* _Provided material_
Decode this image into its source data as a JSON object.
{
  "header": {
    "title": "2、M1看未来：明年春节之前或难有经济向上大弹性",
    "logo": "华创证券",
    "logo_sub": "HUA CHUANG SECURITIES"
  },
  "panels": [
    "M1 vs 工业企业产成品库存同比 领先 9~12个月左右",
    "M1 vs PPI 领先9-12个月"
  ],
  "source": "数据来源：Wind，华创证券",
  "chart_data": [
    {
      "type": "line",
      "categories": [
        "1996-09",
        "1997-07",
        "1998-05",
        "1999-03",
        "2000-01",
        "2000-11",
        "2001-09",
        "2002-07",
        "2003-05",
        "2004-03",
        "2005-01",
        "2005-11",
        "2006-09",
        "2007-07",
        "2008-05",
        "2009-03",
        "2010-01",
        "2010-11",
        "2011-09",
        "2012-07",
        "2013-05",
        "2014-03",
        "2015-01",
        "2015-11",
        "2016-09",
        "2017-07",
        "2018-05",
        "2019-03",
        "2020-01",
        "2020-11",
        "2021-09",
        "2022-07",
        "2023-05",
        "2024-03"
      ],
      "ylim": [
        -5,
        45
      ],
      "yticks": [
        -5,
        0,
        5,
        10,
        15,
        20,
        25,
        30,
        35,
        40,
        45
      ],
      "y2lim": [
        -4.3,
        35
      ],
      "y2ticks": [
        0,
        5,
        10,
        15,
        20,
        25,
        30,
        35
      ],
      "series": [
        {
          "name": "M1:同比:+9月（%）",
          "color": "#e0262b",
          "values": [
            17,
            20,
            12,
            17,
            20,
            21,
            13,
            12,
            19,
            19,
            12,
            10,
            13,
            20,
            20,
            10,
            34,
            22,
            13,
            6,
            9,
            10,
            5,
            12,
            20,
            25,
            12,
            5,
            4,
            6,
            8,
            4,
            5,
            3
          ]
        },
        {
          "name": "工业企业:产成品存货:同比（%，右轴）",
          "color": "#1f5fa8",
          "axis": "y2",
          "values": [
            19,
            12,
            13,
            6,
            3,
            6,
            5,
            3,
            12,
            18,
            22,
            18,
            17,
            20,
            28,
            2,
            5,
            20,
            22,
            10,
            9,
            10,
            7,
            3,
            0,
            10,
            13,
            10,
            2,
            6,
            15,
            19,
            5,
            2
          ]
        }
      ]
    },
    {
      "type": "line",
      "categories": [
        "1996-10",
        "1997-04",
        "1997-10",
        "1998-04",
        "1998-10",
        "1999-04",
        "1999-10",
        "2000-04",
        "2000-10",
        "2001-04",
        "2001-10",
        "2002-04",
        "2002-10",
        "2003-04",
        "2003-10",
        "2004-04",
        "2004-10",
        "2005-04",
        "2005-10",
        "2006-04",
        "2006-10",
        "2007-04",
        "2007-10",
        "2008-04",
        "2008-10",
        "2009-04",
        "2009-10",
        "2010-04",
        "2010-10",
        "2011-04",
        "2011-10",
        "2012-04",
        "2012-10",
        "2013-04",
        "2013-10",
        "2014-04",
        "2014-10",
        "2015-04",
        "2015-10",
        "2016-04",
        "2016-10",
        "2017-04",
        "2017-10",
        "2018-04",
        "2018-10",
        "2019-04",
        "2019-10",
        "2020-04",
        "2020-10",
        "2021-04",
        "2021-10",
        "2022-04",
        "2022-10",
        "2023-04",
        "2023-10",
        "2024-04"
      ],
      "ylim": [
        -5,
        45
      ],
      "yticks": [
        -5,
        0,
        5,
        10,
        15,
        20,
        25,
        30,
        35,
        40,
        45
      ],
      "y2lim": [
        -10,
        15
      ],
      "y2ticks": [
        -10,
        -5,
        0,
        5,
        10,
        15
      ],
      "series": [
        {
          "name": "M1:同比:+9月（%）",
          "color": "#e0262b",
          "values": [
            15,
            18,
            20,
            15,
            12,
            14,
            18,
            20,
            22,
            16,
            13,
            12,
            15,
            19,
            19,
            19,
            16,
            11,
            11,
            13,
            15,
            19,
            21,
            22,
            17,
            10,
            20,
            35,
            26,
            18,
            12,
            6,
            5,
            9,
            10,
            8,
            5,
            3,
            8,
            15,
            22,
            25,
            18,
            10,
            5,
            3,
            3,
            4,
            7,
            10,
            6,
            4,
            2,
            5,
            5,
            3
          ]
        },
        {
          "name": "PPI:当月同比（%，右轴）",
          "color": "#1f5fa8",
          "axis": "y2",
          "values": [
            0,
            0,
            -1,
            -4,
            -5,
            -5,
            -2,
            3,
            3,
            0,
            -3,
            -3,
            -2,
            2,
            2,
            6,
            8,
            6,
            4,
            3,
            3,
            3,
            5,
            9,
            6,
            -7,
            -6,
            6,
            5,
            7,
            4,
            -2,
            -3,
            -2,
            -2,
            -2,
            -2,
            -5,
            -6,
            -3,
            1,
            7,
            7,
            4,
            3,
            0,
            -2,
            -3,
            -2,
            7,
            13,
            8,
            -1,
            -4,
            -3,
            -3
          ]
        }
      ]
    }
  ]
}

* _Directions for this task_
All of the entries should be written out again exactly.

* _Expected answer_
Decode this image into its source data as a JSON object.
{
  "header": {
    "title": "2、M1看未来：明年春节之前或难有经济向上大弹性",
    "logo": "华创证券",
    "logo_sub": "HUA CHUANG SECURITIES"
  },
  "panels": [
    "M1 vs 工业企业产成品库存同比 领先 9~12个月左右",
    "M1 vs PPI 领先9-12个月"
  ],
  "source": "数据来源：Wind，华创证券",
  "chart_data": [
    {
      "type": "line",
      "categories": [
        "1996-09",
        "1997-07",
        "1998-05",
        "1999-03",
        "2000-01",
        "2000-11",
        "2001-09",
        "2002-07",
        "2003-05",
        "2004-03",
        "2005-01",
        "2005-11",
        "2006-09",
        "2007-07",
        "2008-05",
        "2009-03",
        "2010-01",
        "2010-11",
        "2011-09",
        "2012-07",
        "2013-05",
        "2014-03",
        "2015-01",
        "2015-11",
        "2016-09",
        "2017-07",
        "2018-05",
        "2019-03",
        "2020-01",
        "2020-11",
        "2021-09",
        "2022-07",
        "2023-05",
        "2024-03"
      ],
      "ylim": [
        -5,
        45
      ],
      "yticks": [
        -5,
        0,
        5,
        10,
        15,
        20,
        25,
        30,
        35,
        40,
        45
      ],
      "y2lim": [
        -4.3,
        35
      ],
      "y2ticks": [
        0,
        5,
        10,
        15,
        20,
        25,
        30,
        35
      ],
      "series": [
        {
          "name": "M1:同比:+9月（%）",
          "color": "#e0262b",
          "values": [
            17,
            20,
            12,
            17,
            20,
            21,
            13,
            12,
            19,
            19,
            12,
            10,
            13,
            20,
            20,
            10,
            34,
            22,
            13,
            6,
            9,
            10,
            5,
            12,
            20,
            25,
            12,
            5,
            4,
            6,
            8,
            4,
            5,
            3
          ]
        },
        {
          "name": "工业企业:产成品存货:同比（%，右轴）",
          "color": "#1f5fa8",
          "axis": "y2",
          "values": [
            19,
            12,
            13,
            6,
            3,
            6,
            5,
            3,
            12,
            18,
            22,
            18,
            17,
            20,
            28,
            2,
            5,
            20,
            22,
            10,
            9,
            10,
            7,
            3,
            0,
            10,
            13,
            10,
            2,
            6,
            15,
            19,
            5,
            2
          ]
        }
      ]
    },
    {
      "type": "line",
      "categories": [
        "1996-10",
        "1997-04",
        "1997-10",
        "1998-04",
        "1998-10",
        "1999-04",
        "1999-10",
        "2000-04",
        "2000-10",
        "2001-04",
        "2001-10",
        "2002-04",
        "2002-10",
        "2003-04",
        "2003-10",
        "2004-04",
        "2004-10",
        "2005-04",
        "2005-10",
        "2006-04",
        "2006-10",
        "2007-04",
        "2007-10",
        "2008-04",
        "2008-10",
        "2009-04",
        "2009-10",
        "2010-04",
        "2010-10",
        "2011-04",
        "2011-10",
        "2012-04",
        "2012-10",
        "2013-04",
        "2013-10",
        "2014-04",
        "2014-10",
        "2015-04",
        "2015-10",
        "2016-04",
        "2016-10",
        "2017-04",
        "2017-10",
        "2018-04",
        "2018-10",
        "2019-04",
        "2019-10",
        "2020-04",
        "2020-10",
        "2021-04",
        "2021-10",
        "2022-04",
        "2022-10",
        "2023-04",
        "2023-10",
        "2024-04"
      ],
      "ylim": [
        -5,
        45
      ],
      "yticks": [
        -5,
        0,
        5,
        10,
        15,
        20,
        25,
        30,
        35,
        40,
        45
      ],
      "y2lim": [
        -10,
        15
      ],
      "y2ticks": [
        -10,
        -5,
        0,
        5,
        10,
        15
      ],
      "series": [
        {
          "name": "M1:同比:+9月（%）",
          "color": "#e0262b",
          "values": [
            15,
            18,
            20,
            15,
            12,
            14,
            18,
            20,
            22,
            16,
            13,
            12,
            15,
            19,
            19,
            19,
            16,
            11,
            11,
            13,
            15,
            19,
            21,
            22,
            17,
            10,
            20,
            35,
            26,
            18,
            12,
            6,
            5,
            9,
            10,
            8,
            5,
            3,
            8,
            15,
            22,
            25,
            18,
            10,
            5,
            3,
            3,
            4,
            7,
            10,
            6,
            4,
            2,
            5,
            5,
            3
          ]
        },
        {
          "name": "PPI:当月同比（%，右轴）",
          "color": "#1f5fa8",
          "axis": "y2",
          "values": [
            0,
            0,
            -1,
            -4,
            -5,
            -5,
            -2,
            3,
            3,
            0,
            -3,
            -3,
            -2,
            2,
            2,
            6,
            8,
            6,
            4,
            3,
            3,
            3,
            5,
            9,
            6,
            -7,
            -6,
            6,
            5,
            7,
            4,
            -2,
            -3,
            -2,
            -2,
            -2,
            -2,
            -5,
            -6,
            -3,
            1,
            7,
            7,
            4,
            3,
            0,
            -2,
            -3,
            -2,
            7,
            13,
            8,
            -1,
            -4,
            -3,
            -3
          ]
        }
      ]
    }
  ]
}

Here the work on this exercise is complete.